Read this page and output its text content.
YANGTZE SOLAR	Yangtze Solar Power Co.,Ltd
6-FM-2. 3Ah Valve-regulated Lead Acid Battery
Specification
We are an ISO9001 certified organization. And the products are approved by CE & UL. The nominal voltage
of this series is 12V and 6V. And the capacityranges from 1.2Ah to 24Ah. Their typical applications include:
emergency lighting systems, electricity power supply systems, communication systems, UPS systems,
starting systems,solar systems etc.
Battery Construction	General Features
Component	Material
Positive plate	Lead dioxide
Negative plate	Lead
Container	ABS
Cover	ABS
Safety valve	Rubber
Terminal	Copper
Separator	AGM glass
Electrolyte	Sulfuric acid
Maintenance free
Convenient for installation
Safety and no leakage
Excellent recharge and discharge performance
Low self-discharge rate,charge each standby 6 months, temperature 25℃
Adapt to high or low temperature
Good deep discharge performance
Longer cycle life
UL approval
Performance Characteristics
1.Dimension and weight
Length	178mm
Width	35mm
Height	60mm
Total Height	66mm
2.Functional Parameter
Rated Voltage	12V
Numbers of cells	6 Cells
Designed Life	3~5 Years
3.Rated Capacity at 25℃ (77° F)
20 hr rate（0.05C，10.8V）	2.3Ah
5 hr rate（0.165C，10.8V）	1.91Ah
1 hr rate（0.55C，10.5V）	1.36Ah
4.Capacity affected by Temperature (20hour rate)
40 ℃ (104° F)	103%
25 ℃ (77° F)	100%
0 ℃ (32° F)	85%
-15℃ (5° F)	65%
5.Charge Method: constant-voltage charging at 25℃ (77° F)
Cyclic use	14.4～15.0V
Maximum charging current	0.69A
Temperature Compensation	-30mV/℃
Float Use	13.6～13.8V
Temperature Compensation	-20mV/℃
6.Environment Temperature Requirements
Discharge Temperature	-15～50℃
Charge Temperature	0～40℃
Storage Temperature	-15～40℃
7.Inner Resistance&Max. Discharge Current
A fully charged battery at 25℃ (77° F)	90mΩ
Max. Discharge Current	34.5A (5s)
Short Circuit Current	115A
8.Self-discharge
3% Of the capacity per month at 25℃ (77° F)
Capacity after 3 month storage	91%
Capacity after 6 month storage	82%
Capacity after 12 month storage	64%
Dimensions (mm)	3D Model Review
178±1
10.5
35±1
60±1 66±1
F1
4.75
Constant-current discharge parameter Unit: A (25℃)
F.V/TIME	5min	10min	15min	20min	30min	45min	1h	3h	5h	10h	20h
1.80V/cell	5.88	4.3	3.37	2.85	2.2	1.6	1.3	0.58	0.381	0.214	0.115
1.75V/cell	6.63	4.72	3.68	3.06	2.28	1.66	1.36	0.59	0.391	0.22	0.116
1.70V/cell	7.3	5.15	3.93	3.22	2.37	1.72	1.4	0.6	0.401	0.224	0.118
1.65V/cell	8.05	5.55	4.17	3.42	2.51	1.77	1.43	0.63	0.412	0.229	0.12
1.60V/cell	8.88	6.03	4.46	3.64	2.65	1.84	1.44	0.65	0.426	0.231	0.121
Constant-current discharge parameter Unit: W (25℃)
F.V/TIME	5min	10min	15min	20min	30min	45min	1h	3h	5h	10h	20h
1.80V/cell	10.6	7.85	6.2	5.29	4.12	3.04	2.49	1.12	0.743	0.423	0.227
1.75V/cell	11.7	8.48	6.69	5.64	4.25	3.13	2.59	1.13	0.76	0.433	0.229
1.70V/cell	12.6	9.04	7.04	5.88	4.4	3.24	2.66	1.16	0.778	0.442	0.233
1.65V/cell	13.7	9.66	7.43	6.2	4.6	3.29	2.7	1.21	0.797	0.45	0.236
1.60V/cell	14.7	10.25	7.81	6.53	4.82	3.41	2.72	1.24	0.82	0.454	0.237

▶ Exercise: Reproduce every entry, word for word.

▶ Solution for this exercise:
Read this page and output its text content.
YANGTZE SOLAR	Yangtze Solar Power Co.,Ltd
6-FM-2. 3Ah Valve-regulated Lead Acid Battery
Specification
We are an ISO9001 certified organization. And the products are approved by CE & UL. The nominal voltage
of this series is 12V and 6V. And the capacityranges from 1.2Ah to 24Ah. Their typical applications include:
emergency lighting systems, electricity power supply systems, communication systems, UPS systems,
starting systems,solar systems etc.
Battery Construction	General Features
Component	Material
Positive plate	Lead dioxide
Negative plate	Lead
Container	ABS
Cover	ABS
Safety valve	Rubber
Terminal	Copper
Separator	AGM glass
Electrolyte	Sulfuric acid
Maintenance free
Convenient for installation
Safety and no leakage
Excellent recharge and discharge performance
Low self-discharge rate,charge each standby 6 months, temperature 25℃
Adapt to high or low temperature
Good deep discharge performance
Longer cycle life
UL approval
Performance Characteristics
1.Dimension and weight
Length	178mm
Width	35mm
Height	60mm
Total Height	66mm
2.Functional Parameter
Rated Voltage	12V
Numbers of cells	6 Cells
Designed Life	3~5 Years
3.Rated Capacity at 25℃ (77° F)
20 hr rate（0.05C，10.8V）	2.3Ah
5 hr rate（0.165C，10.8V）	1.91Ah
1 hr rate（0.55C，10.5V）	1.36Ah
4.Capacity affected by Temperature (20hour rate)
40 ℃ (104° F)	103%
25 ℃ (77° F)	100%
0 ℃ (32° F)	85%
-15℃ (5° F)	65%
5.Charge Method: constant-voltage charging at 25℃ (77° F)
Cyclic use	14.4～15.0V
Maximum charging current	0.69A
Temperature Compensation	-30mV/℃
Float Use	13.6～13.8V
Temperature Compensation	-20mV/℃
6.Environment Temperature Requirements
Discharge Temperature	-15～50℃
Charge Temperature	0～40℃
Storage Temperature	-15～40℃
7.Inner Resistance&Max. Discharge Current
A fully charged battery at 25℃ (77° F)	90mΩ
Max. Discharge Current	34.5A (5s)
Short Circuit Current	115A
8.Self-discharge
3% Of the capacity per month at 25℃ (77° F)
Capacity after 3 month storage	91%
Capacity after 6 month storage	82%
Capacity after 12 month storage	64%
Dimensions (mm)	3D Model Review
178±1
10.5
35±1
60±1 66±1
F1
4.75
Constant-current discharge parameter Unit: A (25℃)
F.V/TIME	5min	10min	15min	20min	30min	45min	1h	3h	5h	10h	20h
1.80V/cell	5.88	4.3	3.37	2.85	2.2	1.6	1.3	0.58	0.381	0.214	0.115
1.75V/cell	6.63	4.72	3.68	3.06	2.28	1.66	1.36	0.59	0.391	0.22	0.116
1.70V/cell	7.3	5.15	3.93	3.22	2.37	1.72	1.4	0.6	0.401	0.224	0.118
1.65V/cell	8.05	5.55	4.17	3.42	2.51	1.77	1.43	0.63	0.412	0.229	0.12
1.60V/cell	8.88	6.03	4.46	3.64	2.65	1.84	1.44	0.65	0.426	0.231	0.121
Constant-current discharge parameter Unit: W (25℃)
F.V/TIME	5min	10min	15min	20min	30min	45min	1h	3h	5h	10h	20h
1.80V/cell	10.6	7.85	6.2	5.29	4.12	3.04	2.49	1.12	0.743	0.423	0.227
1.75V/cell	11.7	8.48	6.69	5.64	4.25	3.13	2.59	1.13	0.76	0.433	0.229
1.70V/cell	12.6	9.04	7.04	5.88	4.4	3.24	2.66	1.16	0.778	0.442	0.233
1.65V/cell	13.7	9.66	7.43	6.2	4.6	3.29	2.7	1.21	0.797	0.45	0.236
1.60V/cell	14.7	10.25	7.81	6.53	4.82	3.41	2.72	1.24	0.82	0.454	0.237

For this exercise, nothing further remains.